DESCRIÇÃO DA TAREFA:
Responda às perguntas abaixo com base no texto para leitura sobre o poema de Fernando Pessoa:
1. Qual é o título do poema?
2. De quem é o poema cuja quadra Fernanda deixa em seu comentário?
3. Segundo Dulce, o que Fernando Pessoa sempre faz?

TEXTO PARA LEITURA:

>>>>>

07 dezembro 2009

Encerrando mais um dia com Fernando Pessoa

Fresta


Em meus momentos escuros
Em que em mim não há ninguém,
E tudo é névoas e muros
Quanto a vida dá ou tem,
Se, um instante, erguendo a fronte
De onde em mim sou aterrado,
Vejo o longínquo horizonte
Cheio de sol posto ou nado
Revivo, existo, conheço,
E, ainda que seja ilusão
O exterior em que me esqueço,
Nada mais quero nem peço.
Entrego-lhe o coração.

(Fernando Pessoa)

4 comentários:

Fernanda disse...

Querida Heli,

Lindo demais, fantástico.
Adoro este poema.

A vida pode ser feita de pequenos nadas.

Deixo-lhe uma quadra de um poema da munha amiga, Maria José Arel.

Não basta!
Plantares flores no teu jardim.
Alindar o teu canteiro
Com flores de muitas cores, Se não parares para olhar o luar.

Beijos

Dulce disse...

Heli, bom dia

Que lindo amiga! Fernando Pessoa sempre envolve a alma da gente.
Beijos

heli disse...

Ná.

Sua presença no blog é sempre muito especial e fico muito feliz que tenhas gostado do poema.
Obrigada pela quadra deixada.
beijos

heli disse...

Dulce.
Que bom que está aqui conosco e que gostou do poema do Pessoa.

<<<<<

MATERIAL EXTRAÍDO:
>>>>>

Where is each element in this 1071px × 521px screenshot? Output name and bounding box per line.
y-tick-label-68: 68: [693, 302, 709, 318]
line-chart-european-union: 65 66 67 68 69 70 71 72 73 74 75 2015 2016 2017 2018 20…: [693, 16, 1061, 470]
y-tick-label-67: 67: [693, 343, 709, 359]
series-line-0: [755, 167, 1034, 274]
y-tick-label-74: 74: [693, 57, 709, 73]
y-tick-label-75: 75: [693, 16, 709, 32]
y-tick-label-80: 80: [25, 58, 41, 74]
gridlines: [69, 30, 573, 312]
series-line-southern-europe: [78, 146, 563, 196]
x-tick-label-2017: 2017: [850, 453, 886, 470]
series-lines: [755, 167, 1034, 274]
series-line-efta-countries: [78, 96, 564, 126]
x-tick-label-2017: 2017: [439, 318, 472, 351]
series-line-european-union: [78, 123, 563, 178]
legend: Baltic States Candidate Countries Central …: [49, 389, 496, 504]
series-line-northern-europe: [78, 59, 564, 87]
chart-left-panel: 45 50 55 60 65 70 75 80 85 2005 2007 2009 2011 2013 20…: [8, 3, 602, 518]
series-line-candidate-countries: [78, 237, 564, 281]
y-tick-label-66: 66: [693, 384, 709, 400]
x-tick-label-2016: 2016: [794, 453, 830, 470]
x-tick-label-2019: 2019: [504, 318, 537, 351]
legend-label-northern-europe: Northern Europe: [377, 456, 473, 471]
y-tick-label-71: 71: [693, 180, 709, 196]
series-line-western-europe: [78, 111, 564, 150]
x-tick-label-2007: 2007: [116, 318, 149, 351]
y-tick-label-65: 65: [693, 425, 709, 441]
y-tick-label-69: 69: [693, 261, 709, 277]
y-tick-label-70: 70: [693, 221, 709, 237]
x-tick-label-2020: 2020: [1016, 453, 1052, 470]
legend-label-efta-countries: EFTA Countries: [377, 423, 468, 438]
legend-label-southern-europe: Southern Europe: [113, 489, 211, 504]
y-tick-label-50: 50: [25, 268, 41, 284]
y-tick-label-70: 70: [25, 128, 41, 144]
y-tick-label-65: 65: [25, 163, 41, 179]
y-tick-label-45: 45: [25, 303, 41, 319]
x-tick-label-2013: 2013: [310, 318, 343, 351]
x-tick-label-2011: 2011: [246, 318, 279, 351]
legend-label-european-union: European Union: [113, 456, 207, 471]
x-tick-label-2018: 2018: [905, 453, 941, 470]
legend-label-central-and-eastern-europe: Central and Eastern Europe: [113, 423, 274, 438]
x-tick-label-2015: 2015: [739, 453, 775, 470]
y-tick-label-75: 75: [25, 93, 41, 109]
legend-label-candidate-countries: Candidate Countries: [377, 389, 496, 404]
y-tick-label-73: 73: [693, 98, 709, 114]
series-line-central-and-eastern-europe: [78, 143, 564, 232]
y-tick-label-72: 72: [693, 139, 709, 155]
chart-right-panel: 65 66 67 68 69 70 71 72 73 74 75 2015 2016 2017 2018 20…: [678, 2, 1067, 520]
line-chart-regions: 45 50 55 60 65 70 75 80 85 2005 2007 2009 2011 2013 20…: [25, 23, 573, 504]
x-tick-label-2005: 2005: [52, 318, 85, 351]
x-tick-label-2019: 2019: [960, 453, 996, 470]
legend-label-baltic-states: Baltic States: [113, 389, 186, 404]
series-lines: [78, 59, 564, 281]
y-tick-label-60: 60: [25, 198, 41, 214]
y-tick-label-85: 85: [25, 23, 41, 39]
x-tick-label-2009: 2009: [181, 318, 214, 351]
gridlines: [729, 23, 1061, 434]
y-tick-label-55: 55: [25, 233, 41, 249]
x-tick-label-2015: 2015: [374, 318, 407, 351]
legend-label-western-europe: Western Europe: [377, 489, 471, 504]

<<<<<

RESULTADO DA TAREFA:
1. Fresta.
2. De Maria José Arel, amiga de Fernanda.
3. Sempre envolve a alma da gente.